WHAT TO DO
Reproduce the listing word for word, leaving every picture behind.

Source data
★ ★ ★ ★ ★

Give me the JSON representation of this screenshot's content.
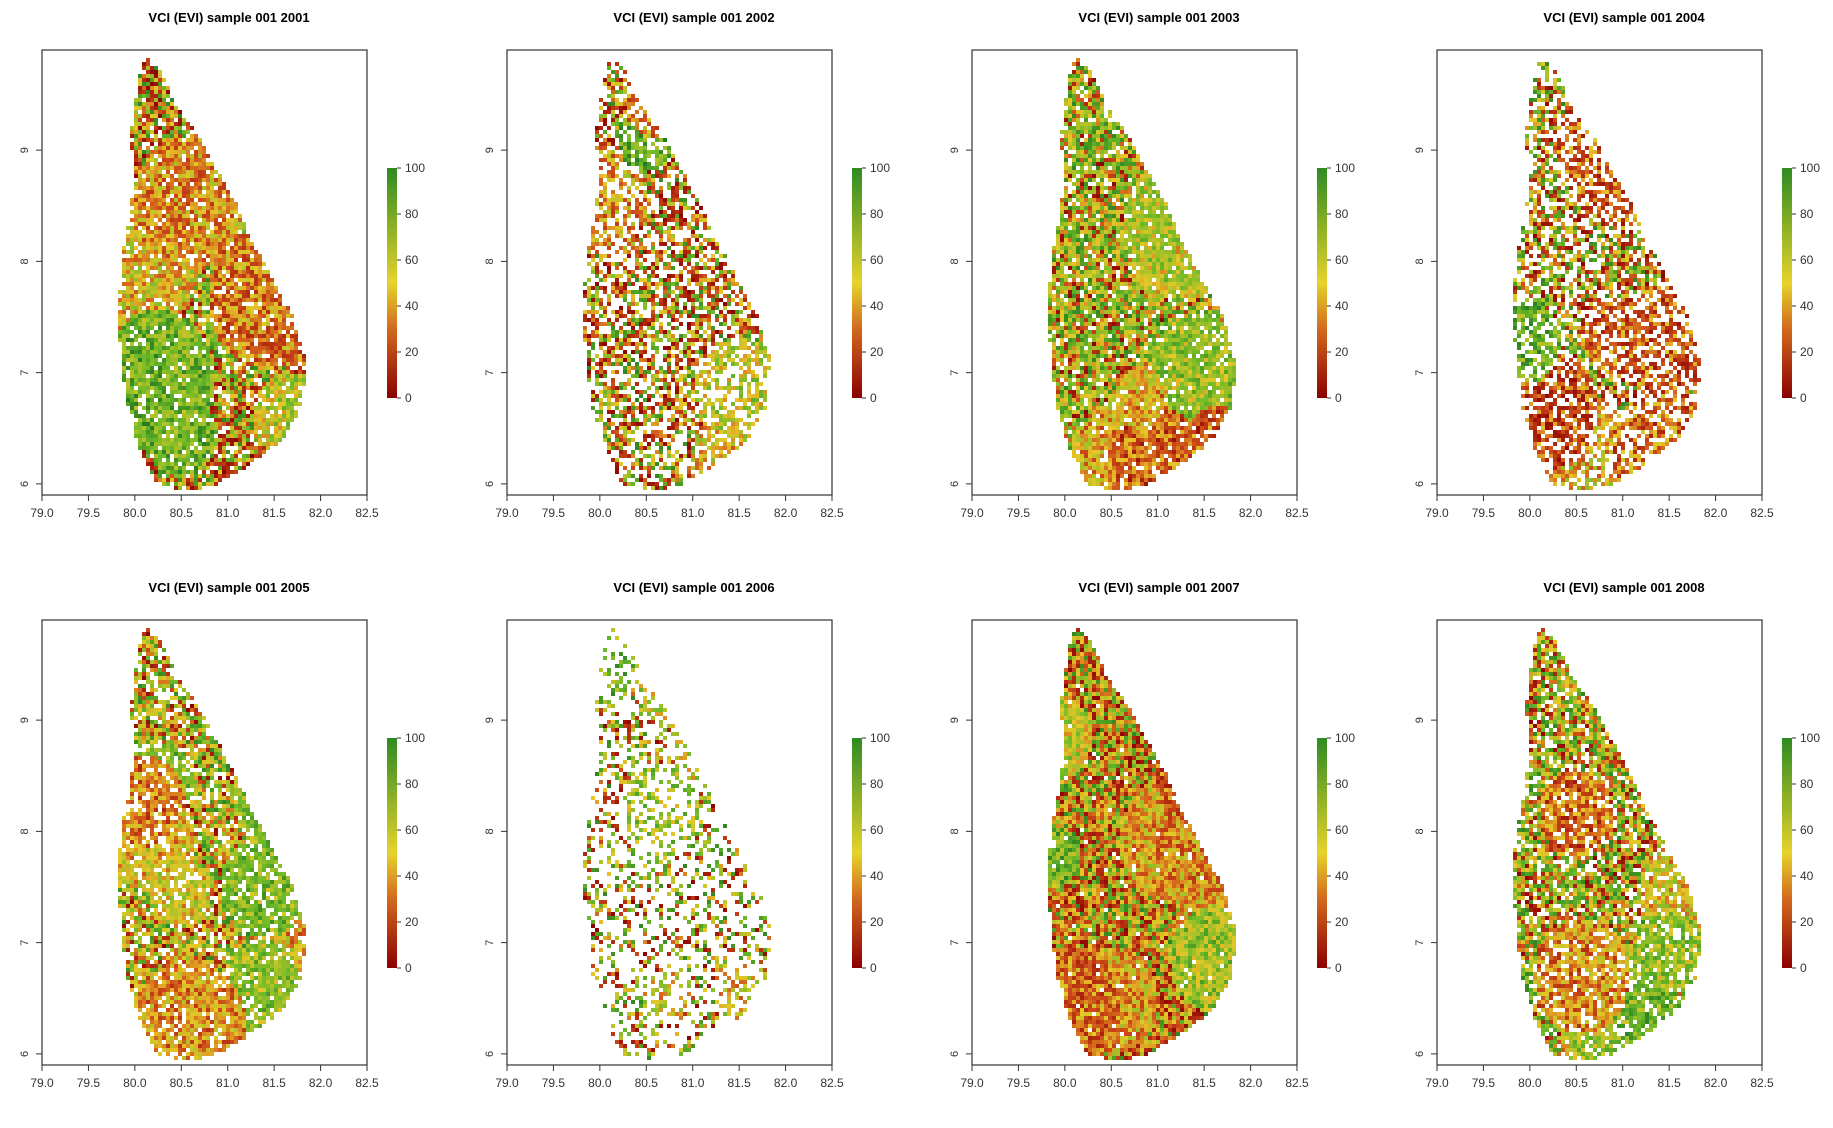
{
  "figure": {
    "panels": [
      {
        "title": "VCI (EVI) sample 001 2001",
        "year": 2001,
        "cover": 0.88,
        "mix": [
          0.3,
          0.28,
          0.22,
          0.2
        ]
      },
      {
        "title": "VCI (EVI) sample 001 2002",
        "year": 2002,
        "cover": 0.62,
        "mix": [
          0.34,
          0.26,
          0.2,
          0.2
        ]
      },
      {
        "title": "VCI (EVI) sample 001 2003",
        "year": 2003,
        "cover": 0.9,
        "mix": [
          0.12,
          0.22,
          0.36,
          0.3
        ]
      },
      {
        "title": "VCI (EVI) sample 001 2004",
        "year": 2004,
        "cover": 0.62,
        "mix": [
          0.3,
          0.24,
          0.22,
          0.24
        ]
      },
      {
        "title": "VCI (EVI) sample 001 2005",
        "year": 2005,
        "cover": 0.82,
        "mix": [
          0.14,
          0.26,
          0.4,
          0.2
        ]
      },
      {
        "title": "VCI (EVI) sample 001 2006",
        "year": 2006,
        "cover": 0.35,
        "mix": [
          0.3,
          0.12,
          0.28,
          0.3
        ]
      },
      {
        "title": "VCI (EVI) sample 001 2007",
        "year": 2007,
        "cover": 0.97,
        "mix": [
          0.28,
          0.32,
          0.22,
          0.18
        ]
      },
      {
        "title": "VCI (EVI) sample 001 2008",
        "year": 2008,
        "cover": 0.82,
        "mix": [
          0.18,
          0.22,
          0.3,
          0.3
        ]
      }
    ],
    "x_ticks": [
      "79.0",
      "79.5",
      "80.0",
      "80.5",
      "81.0",
      "81.5",
      "82.0",
      "82.5"
    ],
    "y_ticks": [
      "6",
      "7",
      "8",
      "9"
    ],
    "colorbar_ticks": [
      "0",
      "20",
      "40",
      "60",
      "80",
      "100"
    ],
    "colors": {
      "low": "#8b0000",
      "mid_low": "#d2691e",
      "mid": "#e6d32a",
      "high": "#2e8b22"
    }
  },
  "chart_data": {
    "type": "heatmap",
    "xlim": [
      79.0,
      82.5
    ],
    "ylim": [
      5.9,
      9.9
    ],
    "zlim": [
      0,
      100
    ],
    "colorbar_ticks": [
      0,
      20,
      40,
      60,
      80,
      100
    ],
    "x_ticks": [
      79.0,
      79.5,
      80.0,
      80.5,
      81.0,
      81.5,
      82.0,
      82.5
    ],
    "y_ticks": [
      6,
      7,
      8,
      9
    ]
  }
}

★ ★ ★ ★ ★

OUTPUT FOR THIS EXERCISE
Give me the JSON representation of this screenshot's content.
{
  "figure": {
    "panels": [
      {
        "title": "VCI (EVI) sample 001 2001",
        "year": 2001,
        "cover": 0.88,
        "mix": [
          0.3,
          0.28,
          0.22,
          0.2
        ]
      },
      {
        "title": "VCI (EVI) sample 001 2002",
        "year": 2002,
        "cover": 0.62,
        "mix": [
          0.34,
          0.26,
          0.2,
          0.2
        ]
      },
      {
        "title": "VCI (EVI) sample 001 2003",
        "year": 2003,
        "cover": 0.9,
        "mix": [
          0.12,
          0.22,
          0.36,
          0.3
        ]
      },
      {
        "title": "VCI (EVI) sample 001 2004",
        "year": 2004,
        "cover": 0.62,
        "mix": [
          0.3,
          0.24,
          0.22,
          0.24
        ]
      },
      {
        "title": "VCI (EVI) sample 001 2005",
        "year": 2005,
        "cover": 0.82,
        "mix": [
          0.14,
          0.26,
          0.4,
          0.2
        ]
      },
      {
        "title": "VCI (EVI) sample 001 2006",
        "year": 2006,
        "cover": 0.35,
        "mix": [
          0.3,
          0.12,
          0.28,
          0.3
        ]
      },
      {
        "title": "VCI (EVI) sample 001 2007",
        "year": 2007,
        "cover": 0.97,
        "mix": [
          0.28,
          0.32,
          0.22,
          0.18
        ]
      },
      {
        "title": "VCI (EVI) sample 001 2008",
        "year": 2008,
        "cover": 0.82,
        "mix": [
          0.18,
          0.22,
          0.3,
          0.3
        ]
      }
    ],
    "x_ticks": [
      "79.0",
      "79.5",
      "80.0",
      "80.5",
      "81.0",
      "81.5",
      "82.0",
      "82.5"
    ],
    "y_ticks": [
      "6",
      "7",
      "8",
      "9"
    ],
    "colorbar_ticks": [
      "0",
      "20",
      "40",
      "60",
      "80",
      "100"
    ],
    "colors": {
      "low": "#8b0000",
      "mid_low": "#d2691e",
      "mid": "#e6d32a",
      "high": "#2e8b22"
    }
  },
  "chart_data": {
    "type": "heatmap",
    "xlim": [
      79.0,
      82.5
    ],
    "ylim": [
      5.9,
      9.9
    ],
    "zlim": [
      0,
      100
    ],
    "colorbar_ticks": [
      0,
      20,
      40,
      60,
      80,
      100
    ],
    "x_ticks": [
      79.0,
      79.5,
      80.0,
      80.5,
      81.0,
      81.5,
      82.0,
      82.5
    ],
    "y_ticks": [
      6,
      7,
      8,
      9
    ]
  }
}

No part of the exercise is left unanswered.